Exercise description: Where a line contains the word "resistance", copy that line in full.

(Collected data)
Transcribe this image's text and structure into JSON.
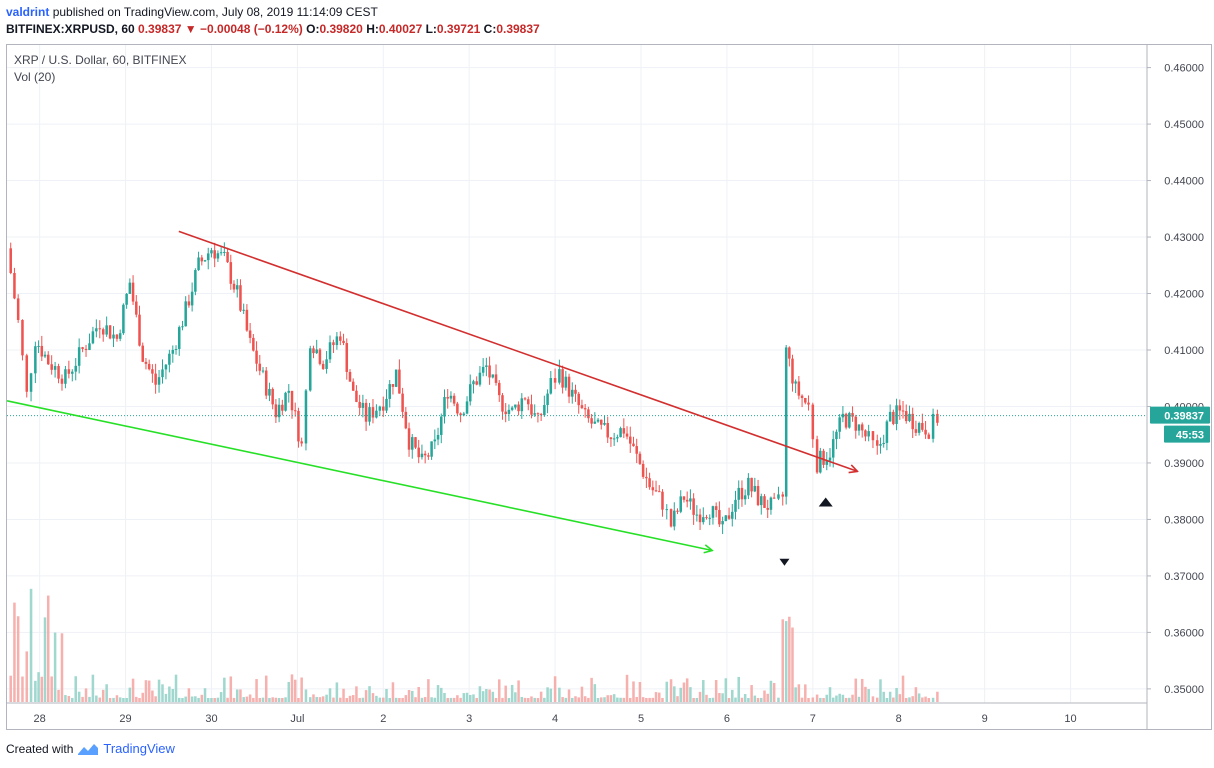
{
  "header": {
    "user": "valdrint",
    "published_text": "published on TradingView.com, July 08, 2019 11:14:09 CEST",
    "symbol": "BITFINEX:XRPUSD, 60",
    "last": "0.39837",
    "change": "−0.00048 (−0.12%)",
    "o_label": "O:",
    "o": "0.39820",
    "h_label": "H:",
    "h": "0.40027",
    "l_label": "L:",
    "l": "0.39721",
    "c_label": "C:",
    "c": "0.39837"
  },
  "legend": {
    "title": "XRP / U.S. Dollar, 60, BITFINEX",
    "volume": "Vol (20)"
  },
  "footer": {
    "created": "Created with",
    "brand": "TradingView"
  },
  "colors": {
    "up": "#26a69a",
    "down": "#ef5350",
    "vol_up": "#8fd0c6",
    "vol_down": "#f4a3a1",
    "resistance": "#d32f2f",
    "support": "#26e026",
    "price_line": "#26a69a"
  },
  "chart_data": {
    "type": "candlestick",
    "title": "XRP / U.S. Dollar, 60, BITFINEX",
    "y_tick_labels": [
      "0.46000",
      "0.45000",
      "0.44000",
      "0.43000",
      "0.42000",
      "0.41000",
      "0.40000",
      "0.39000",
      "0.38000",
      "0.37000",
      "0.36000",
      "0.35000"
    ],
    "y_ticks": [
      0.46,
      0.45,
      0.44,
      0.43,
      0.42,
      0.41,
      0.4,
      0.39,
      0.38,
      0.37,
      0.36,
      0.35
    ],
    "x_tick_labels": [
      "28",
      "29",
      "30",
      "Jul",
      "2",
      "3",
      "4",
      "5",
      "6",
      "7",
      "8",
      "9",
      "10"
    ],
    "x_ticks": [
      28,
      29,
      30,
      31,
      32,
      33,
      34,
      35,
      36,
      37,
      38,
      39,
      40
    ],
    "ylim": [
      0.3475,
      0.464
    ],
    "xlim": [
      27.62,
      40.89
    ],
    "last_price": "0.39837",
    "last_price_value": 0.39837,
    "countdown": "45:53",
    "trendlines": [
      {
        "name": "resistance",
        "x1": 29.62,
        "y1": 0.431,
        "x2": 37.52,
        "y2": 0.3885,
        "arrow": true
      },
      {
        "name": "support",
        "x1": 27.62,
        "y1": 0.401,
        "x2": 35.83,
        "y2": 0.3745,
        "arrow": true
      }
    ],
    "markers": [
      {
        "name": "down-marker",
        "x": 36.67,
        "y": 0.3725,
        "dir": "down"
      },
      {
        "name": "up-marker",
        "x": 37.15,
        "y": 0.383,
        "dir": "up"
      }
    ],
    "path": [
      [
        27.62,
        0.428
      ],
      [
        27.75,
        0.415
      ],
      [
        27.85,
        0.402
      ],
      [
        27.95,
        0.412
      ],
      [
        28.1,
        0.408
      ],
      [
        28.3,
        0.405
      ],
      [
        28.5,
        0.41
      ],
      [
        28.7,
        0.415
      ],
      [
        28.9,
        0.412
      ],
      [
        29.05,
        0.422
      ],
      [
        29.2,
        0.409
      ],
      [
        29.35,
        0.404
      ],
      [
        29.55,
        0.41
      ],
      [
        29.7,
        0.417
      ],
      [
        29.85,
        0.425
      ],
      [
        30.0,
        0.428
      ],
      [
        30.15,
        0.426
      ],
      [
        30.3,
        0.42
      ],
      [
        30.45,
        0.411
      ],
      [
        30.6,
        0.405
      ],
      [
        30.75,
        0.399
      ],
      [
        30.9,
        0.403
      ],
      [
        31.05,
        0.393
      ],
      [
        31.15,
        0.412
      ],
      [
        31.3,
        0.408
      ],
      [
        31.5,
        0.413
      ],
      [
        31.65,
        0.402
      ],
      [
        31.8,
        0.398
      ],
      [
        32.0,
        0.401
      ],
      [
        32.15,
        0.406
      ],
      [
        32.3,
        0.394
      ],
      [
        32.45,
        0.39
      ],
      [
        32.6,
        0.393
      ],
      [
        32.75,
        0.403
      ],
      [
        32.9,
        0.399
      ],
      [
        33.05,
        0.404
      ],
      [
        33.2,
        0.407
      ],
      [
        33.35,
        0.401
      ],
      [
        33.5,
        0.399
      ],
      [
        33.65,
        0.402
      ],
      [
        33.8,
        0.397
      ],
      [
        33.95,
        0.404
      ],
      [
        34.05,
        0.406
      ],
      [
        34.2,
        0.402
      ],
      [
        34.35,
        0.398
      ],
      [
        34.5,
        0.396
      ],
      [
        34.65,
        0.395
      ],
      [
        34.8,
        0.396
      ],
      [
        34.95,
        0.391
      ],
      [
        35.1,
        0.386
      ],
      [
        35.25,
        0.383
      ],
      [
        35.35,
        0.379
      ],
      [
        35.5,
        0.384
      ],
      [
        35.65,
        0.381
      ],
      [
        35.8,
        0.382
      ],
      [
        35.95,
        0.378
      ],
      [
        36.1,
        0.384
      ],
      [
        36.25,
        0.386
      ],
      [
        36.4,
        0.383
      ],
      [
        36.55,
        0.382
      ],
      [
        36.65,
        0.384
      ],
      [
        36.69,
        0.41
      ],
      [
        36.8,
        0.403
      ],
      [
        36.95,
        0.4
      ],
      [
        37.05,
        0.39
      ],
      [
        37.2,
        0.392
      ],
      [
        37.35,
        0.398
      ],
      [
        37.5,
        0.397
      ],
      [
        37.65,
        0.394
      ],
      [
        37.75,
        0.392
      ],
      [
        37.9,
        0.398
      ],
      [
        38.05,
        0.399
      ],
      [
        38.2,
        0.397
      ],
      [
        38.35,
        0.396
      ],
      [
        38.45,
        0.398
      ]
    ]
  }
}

---

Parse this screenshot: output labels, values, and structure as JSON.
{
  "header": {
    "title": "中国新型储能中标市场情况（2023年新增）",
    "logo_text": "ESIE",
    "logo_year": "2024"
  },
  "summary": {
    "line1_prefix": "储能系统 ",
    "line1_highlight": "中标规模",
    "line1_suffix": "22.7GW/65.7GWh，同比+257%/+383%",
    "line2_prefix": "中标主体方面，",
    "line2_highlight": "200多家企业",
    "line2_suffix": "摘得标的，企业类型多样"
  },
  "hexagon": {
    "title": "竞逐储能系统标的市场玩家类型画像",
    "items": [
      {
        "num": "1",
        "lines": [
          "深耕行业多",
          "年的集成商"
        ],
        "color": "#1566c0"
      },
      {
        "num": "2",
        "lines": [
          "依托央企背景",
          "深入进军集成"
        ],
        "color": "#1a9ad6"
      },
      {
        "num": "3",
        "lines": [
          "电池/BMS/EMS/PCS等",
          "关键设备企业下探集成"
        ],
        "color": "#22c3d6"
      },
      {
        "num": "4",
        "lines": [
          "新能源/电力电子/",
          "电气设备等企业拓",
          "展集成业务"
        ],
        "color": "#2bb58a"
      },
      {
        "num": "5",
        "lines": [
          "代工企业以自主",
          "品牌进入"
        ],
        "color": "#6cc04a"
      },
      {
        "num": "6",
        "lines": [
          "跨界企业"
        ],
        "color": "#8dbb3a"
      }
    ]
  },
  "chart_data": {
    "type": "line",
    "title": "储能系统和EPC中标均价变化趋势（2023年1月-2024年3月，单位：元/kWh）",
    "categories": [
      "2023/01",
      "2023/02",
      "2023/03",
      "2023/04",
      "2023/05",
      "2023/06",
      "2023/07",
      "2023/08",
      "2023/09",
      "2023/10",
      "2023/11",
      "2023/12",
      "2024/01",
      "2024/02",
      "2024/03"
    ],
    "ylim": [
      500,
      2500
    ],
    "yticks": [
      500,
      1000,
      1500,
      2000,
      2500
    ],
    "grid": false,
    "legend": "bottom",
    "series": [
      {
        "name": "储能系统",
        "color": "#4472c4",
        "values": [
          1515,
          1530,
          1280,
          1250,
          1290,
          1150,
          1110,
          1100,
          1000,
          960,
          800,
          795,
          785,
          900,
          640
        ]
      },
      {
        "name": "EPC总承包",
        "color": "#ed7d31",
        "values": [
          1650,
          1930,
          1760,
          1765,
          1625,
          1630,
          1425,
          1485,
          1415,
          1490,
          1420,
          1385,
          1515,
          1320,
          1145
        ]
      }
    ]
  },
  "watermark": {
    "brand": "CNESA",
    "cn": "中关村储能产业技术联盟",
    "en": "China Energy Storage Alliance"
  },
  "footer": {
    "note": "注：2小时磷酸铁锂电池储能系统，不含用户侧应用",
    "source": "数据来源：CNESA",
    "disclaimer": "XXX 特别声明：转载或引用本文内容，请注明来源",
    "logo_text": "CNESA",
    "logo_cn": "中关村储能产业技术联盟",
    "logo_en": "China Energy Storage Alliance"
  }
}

The result:
    "resistance": "#d32f2f",
        "name": "resistance",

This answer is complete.